- **Stated problem**: Which lines in the records below contain the word "Volume"? Copy each of them.

Entries taken from a collection:
------------------------------------------------------------------------

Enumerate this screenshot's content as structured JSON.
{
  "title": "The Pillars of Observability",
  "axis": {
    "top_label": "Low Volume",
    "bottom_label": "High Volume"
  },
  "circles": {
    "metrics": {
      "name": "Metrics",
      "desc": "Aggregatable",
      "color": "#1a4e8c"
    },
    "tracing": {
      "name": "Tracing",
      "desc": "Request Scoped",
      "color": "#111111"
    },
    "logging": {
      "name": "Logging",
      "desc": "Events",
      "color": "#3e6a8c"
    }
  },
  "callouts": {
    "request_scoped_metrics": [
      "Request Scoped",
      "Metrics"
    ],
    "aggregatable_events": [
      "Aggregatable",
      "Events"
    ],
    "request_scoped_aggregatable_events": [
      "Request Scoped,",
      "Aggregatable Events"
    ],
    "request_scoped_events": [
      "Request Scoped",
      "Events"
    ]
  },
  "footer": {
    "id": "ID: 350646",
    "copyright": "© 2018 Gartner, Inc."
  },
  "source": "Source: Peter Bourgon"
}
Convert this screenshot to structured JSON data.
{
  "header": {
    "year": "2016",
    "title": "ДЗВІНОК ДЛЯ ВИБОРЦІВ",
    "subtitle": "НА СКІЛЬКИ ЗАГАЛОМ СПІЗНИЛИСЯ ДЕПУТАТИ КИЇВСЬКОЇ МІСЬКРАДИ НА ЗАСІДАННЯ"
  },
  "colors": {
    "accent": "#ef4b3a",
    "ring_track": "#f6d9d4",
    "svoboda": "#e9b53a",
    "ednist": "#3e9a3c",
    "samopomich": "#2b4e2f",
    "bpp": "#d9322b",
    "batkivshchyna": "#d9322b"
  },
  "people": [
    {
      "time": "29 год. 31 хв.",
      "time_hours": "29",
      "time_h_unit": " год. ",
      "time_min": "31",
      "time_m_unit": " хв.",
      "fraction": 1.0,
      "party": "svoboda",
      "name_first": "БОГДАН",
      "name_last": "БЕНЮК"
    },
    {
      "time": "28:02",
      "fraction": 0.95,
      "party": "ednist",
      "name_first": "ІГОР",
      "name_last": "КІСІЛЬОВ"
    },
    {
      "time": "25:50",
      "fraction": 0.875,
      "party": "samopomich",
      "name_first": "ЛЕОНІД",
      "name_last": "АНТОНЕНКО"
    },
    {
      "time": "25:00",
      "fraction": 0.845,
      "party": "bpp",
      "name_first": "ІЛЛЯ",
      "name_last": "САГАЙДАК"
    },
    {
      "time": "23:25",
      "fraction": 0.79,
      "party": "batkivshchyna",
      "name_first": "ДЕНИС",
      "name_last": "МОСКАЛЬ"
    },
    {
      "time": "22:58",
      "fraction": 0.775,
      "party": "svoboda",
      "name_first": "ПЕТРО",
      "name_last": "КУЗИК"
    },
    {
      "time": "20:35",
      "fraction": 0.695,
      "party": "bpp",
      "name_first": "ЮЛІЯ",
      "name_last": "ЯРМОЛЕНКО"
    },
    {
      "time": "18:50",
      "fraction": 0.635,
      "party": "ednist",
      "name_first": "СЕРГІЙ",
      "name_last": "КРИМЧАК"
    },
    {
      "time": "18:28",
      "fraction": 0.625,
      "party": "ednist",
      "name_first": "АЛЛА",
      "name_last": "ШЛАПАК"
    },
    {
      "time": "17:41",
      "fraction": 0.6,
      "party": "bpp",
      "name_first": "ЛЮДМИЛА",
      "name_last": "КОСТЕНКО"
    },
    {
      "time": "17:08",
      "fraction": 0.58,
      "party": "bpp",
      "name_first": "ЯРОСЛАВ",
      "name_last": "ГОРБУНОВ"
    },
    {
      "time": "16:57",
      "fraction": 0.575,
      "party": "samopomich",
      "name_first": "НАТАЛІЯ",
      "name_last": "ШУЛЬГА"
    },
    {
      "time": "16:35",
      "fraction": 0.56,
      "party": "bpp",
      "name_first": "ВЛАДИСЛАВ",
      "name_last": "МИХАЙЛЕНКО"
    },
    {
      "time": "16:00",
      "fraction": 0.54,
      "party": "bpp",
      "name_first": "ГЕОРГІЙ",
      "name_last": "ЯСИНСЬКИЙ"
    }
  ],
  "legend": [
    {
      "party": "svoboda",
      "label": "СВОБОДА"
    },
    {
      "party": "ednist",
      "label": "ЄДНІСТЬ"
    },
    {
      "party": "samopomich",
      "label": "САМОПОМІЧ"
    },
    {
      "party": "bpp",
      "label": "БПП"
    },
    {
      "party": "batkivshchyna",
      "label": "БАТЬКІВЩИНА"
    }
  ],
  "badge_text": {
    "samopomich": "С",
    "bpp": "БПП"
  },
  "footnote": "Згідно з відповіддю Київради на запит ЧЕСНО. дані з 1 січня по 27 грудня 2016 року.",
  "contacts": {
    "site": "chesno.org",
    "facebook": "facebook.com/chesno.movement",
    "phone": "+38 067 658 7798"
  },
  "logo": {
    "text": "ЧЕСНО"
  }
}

------------------------------------------------------------------------

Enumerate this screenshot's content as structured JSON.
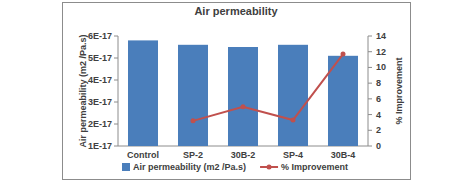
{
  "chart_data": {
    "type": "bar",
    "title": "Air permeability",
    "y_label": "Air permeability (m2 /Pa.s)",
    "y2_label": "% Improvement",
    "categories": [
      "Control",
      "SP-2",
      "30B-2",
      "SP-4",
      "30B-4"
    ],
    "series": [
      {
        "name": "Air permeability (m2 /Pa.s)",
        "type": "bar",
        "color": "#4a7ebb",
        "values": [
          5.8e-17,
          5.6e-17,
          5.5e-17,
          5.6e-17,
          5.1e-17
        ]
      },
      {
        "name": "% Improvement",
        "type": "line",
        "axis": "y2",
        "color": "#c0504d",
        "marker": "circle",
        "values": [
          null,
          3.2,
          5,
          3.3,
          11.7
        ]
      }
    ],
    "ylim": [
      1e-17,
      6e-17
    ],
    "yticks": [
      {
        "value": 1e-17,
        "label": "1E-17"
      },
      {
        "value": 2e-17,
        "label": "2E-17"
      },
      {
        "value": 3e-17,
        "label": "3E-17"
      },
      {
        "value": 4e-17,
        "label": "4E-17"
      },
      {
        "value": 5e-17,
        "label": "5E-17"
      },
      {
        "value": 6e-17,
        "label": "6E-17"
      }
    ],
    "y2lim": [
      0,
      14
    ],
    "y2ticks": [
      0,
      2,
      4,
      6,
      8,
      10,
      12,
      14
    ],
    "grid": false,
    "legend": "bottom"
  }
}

------------------------------------------------------------------------

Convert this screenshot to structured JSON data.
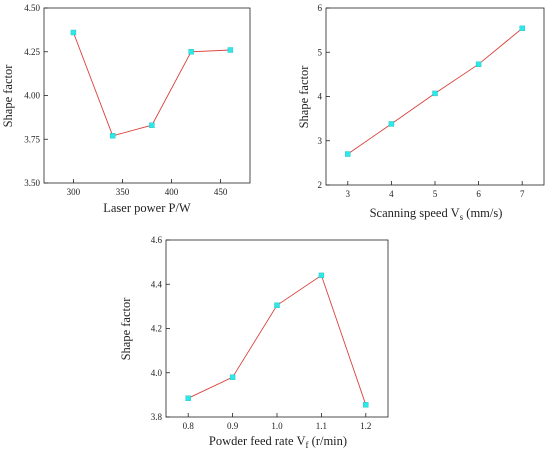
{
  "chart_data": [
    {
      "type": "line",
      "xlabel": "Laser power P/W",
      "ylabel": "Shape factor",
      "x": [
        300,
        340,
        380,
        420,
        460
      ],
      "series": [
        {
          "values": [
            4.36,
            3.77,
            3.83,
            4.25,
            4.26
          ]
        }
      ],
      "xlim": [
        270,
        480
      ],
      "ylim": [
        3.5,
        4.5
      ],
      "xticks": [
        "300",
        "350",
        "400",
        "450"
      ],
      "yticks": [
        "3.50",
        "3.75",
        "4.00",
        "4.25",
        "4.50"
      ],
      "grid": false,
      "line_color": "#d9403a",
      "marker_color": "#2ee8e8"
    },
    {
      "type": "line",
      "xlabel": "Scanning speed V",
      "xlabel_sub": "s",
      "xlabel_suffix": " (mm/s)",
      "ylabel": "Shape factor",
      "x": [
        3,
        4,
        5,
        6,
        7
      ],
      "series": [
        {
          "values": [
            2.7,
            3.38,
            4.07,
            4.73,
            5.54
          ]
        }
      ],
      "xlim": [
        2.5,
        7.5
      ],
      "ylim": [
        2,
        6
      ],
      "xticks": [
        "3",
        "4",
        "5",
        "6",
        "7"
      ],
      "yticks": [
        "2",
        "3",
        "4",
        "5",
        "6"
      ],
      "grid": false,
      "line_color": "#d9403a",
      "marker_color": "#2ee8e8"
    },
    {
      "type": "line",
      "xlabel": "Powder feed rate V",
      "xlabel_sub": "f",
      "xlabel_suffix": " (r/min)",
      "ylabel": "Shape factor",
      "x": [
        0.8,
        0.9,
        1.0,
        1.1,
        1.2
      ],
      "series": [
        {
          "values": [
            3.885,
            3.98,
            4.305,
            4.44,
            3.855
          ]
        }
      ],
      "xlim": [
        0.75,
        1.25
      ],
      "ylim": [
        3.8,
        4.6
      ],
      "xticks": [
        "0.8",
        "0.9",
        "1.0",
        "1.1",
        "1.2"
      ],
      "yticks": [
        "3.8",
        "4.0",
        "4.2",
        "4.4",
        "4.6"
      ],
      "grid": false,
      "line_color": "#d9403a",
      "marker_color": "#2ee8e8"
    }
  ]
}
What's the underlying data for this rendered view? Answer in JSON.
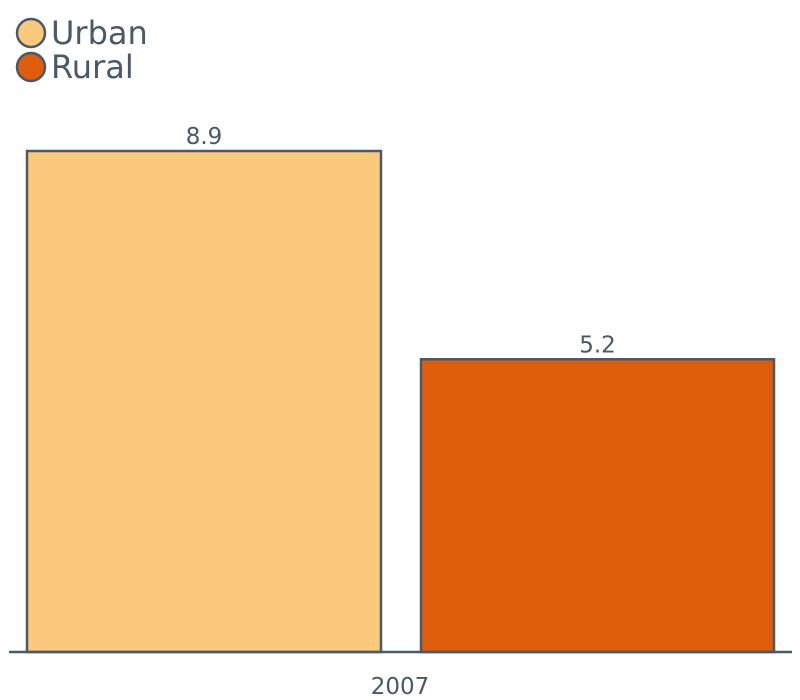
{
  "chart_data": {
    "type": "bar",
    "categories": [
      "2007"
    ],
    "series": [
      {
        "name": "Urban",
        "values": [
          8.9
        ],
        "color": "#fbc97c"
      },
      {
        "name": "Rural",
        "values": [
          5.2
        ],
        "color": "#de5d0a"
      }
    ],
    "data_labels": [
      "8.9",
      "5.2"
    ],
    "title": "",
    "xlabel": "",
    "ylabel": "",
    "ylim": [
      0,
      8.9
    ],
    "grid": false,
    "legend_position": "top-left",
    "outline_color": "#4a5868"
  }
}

------------------------------------------------------------------------

- **Finished task**:
    "top_label": "Low Volume",
    "bottom_label": "High Volume"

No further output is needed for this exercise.